--- Start ---
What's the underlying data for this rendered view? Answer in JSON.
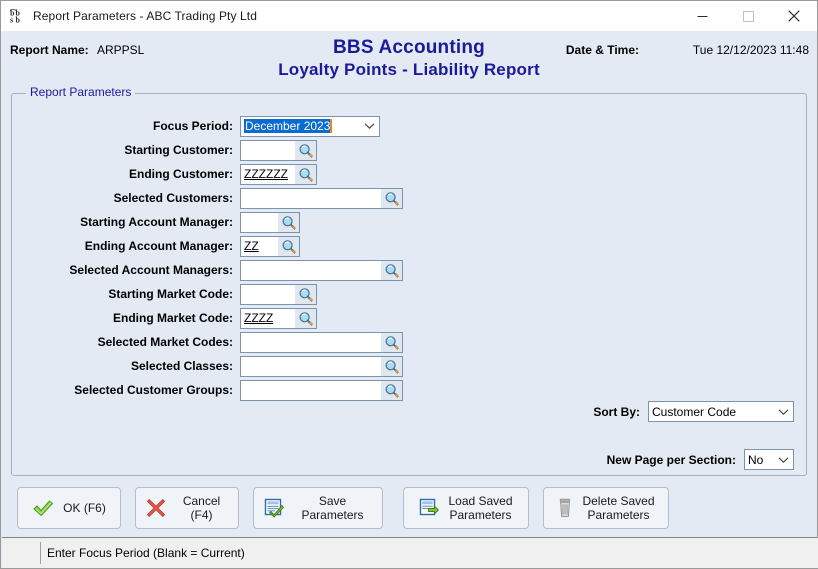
{
  "window": {
    "title": "Report Parameters - ABC Trading Pty Ltd",
    "app_icon": "bbs-logo-icon",
    "minimize_icon": "minimize-icon",
    "maximize_icon": "maximize-icon",
    "close_icon": "close-icon"
  },
  "header": {
    "report_name_label": "Report Name:",
    "report_name_value": "ARPPSL",
    "title": "BBS Accounting",
    "subtitle": "Loyalty Points - Liability Report",
    "datetime_label": "Date & Time:",
    "datetime_value": "Tue 12/12/2023 11:48",
    "title_color": "#1a1a9c"
  },
  "group": {
    "legend": "Report Parameters"
  },
  "fields": [
    {
      "label": "Focus Period:",
      "type": "combo",
      "value": "December 2023",
      "selected": true,
      "width": "combo"
    },
    {
      "label": "Starting Customer:",
      "type": "lookup",
      "value": "",
      "width": "short",
      "icon": "magnifier-icon"
    },
    {
      "label": "Ending Customer:",
      "type": "lookup",
      "value": "ZZZZZZ",
      "width": "short",
      "icon": "magnifier-icon"
    },
    {
      "label": "Selected Customers:",
      "type": "lookup",
      "value": "",
      "width": "long",
      "icon": "magnifier-icon"
    },
    {
      "label": "Starting Account Manager:",
      "type": "lookup",
      "value": "",
      "width": "mid",
      "icon": "magnifier-icon"
    },
    {
      "label": "Ending Account Manager:",
      "type": "lookup",
      "value": "ZZ",
      "width": "mid",
      "icon": "magnifier-icon"
    },
    {
      "label": "Selected Account Managers:",
      "type": "lookup",
      "value": "",
      "width": "long",
      "icon": "magnifier-icon"
    },
    {
      "label": "Starting Market Code:",
      "type": "lookup",
      "value": "",
      "width": "short",
      "icon": "magnifier-icon"
    },
    {
      "label": "Ending Market Code:",
      "type": "lookup",
      "value": "ZZZZ",
      "width": "short",
      "icon": "magnifier-icon"
    },
    {
      "label": "Selected Market Codes:",
      "type": "lookup",
      "value": "",
      "width": "long",
      "icon": "magnifier-icon"
    },
    {
      "label": "Selected Classes:",
      "type": "lookup",
      "value": "",
      "width": "long",
      "icon": "magnifier-icon"
    },
    {
      "label": "Selected Customer Groups:",
      "type": "lookup",
      "value": "",
      "width": "long",
      "icon": "magnifier-icon"
    }
  ],
  "sort_by": {
    "label": "Sort By:",
    "value": "Customer Code"
  },
  "new_page": {
    "label": "New Page per Section:",
    "value": "No"
  },
  "buttons": {
    "ok": {
      "label": "OK (F6)",
      "icon": "green-check-icon"
    },
    "cancel": {
      "label": "Cancel (F4)",
      "icon": "red-cross-icon"
    },
    "save": {
      "label": "Save Parameters",
      "icon": "save-document-icon"
    },
    "load": {
      "label": "Load Saved\nParameters",
      "icon": "load-document-icon"
    },
    "delete": {
      "label": "Delete Saved\nParameters",
      "icon": "trash-can-icon"
    }
  },
  "status": {
    "message": "Enter Focus Period (Blank = Current)"
  }
}
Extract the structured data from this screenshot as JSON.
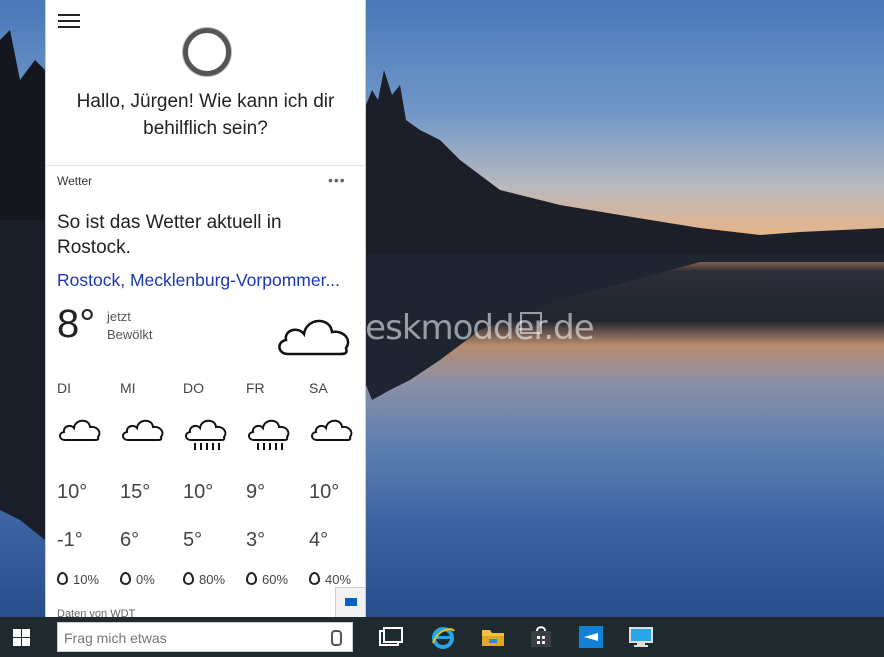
--- End ---
- SHORT PROBLEM
Write out all the entries again, word for word, and print no images.

- WRITTEN SOLUTION
What's the underlying data for this rendered view? Answer in JSON.
{
  "window": {
    "title": "Report Parameters - ABC Trading Pty Ltd",
    "app_icon": "bbs-logo-icon",
    "minimize_icon": "minimize-icon",
    "maximize_icon": "maximize-icon",
    "close_icon": "close-icon"
  },
  "header": {
    "report_name_label": "Report Name:",
    "report_name_value": "ARPPSL",
    "title": "BBS Accounting",
    "subtitle": "Loyalty Points - Liability Report",
    "datetime_label": "Date & Time:",
    "datetime_value": "Tue 12/12/2023 11:48",
    "title_color": "#1a1a9c"
  },
  "group": {
    "legend": "Report Parameters"
  },
  "fields": [
    {
      "label": "Focus Period:",
      "type": "combo",
      "value": "December 2023",
      "selected": true,
      "width": "combo"
    },
    {
      "label": "Starting Customer:",
      "type": "lookup",
      "value": "",
      "width": "short",
      "icon": "magnifier-icon"
    },
    {
      "label": "Ending Customer:",
      "type": "lookup",
      "value": "ZZZZZZ",
      "width": "short",
      "icon": "magnifier-icon"
    },
    {
      "label": "Selected Customers:",
      "type": "lookup",
      "value": "",
      "width": "long",
      "icon": "magnifier-icon"
    },
    {
      "label": "Starting Account Manager:",
      "type": "lookup",
      "value": "",
      "width": "mid",
      "icon": "magnifier-icon"
    },
    {
      "label": "Ending Account Manager:",
      "type": "lookup",
      "value": "ZZ",
      "width": "mid",
      "icon": "magnifier-icon"
    },
    {
      "label": "Selected Account Managers:",
      "type": "lookup",
      "value": "",
      "width": "long",
      "icon": "magnifier-icon"
    },
    {
      "label": "Starting Market Code:",
      "type": "lookup",
      "value": "",
      "width": "short",
      "icon": "magnifier-icon"
    },
    {
      "label": "Ending Market Code:",
      "type": "lookup",
      "value": "ZZZZ",
      "width": "short",
      "icon": "magnifier-icon"
    },
    {
      "label": "Selected Market Codes:",
      "type": "lookup",
      "value": "",
      "width": "long",
      "icon": "magnifier-icon"
    },
    {
      "label": "Selected Classes:",
      "type": "lookup",
      "value": "",
      "width": "long",
      "icon": "magnifier-icon"
    },
    {
      "label": "Selected Customer Groups:",
      "type": "lookup",
      "value": "",
      "width": "long",
      "icon": "magnifier-icon"
    }
  ],
  "sort_by": {
    "label": "Sort By:",
    "value": "Customer Code"
  },
  "new_page": {
    "label": "New Page per Section:",
    "value": "No"
  },
  "buttons": {
    "ok": {
      "label": "OK (F6)",
      "icon": "green-check-icon"
    },
    "cancel": {
      "label": "Cancel (F4)",
      "icon": "red-cross-icon"
    },
    "save": {
      "label": "Save Parameters",
      "icon": "save-document-icon"
    },
    "load": {
      "label": "Load Saved\nParameters",
      "icon": "load-document-icon"
    },
    "delete": {
      "label": "Delete Saved\nParameters",
      "icon": "trash-can-icon"
    }
  },
  "status": {
    "message": "Enter Focus Period (Blank = Current)"
  }
}
Extract the structured data from this screenshot as JSON.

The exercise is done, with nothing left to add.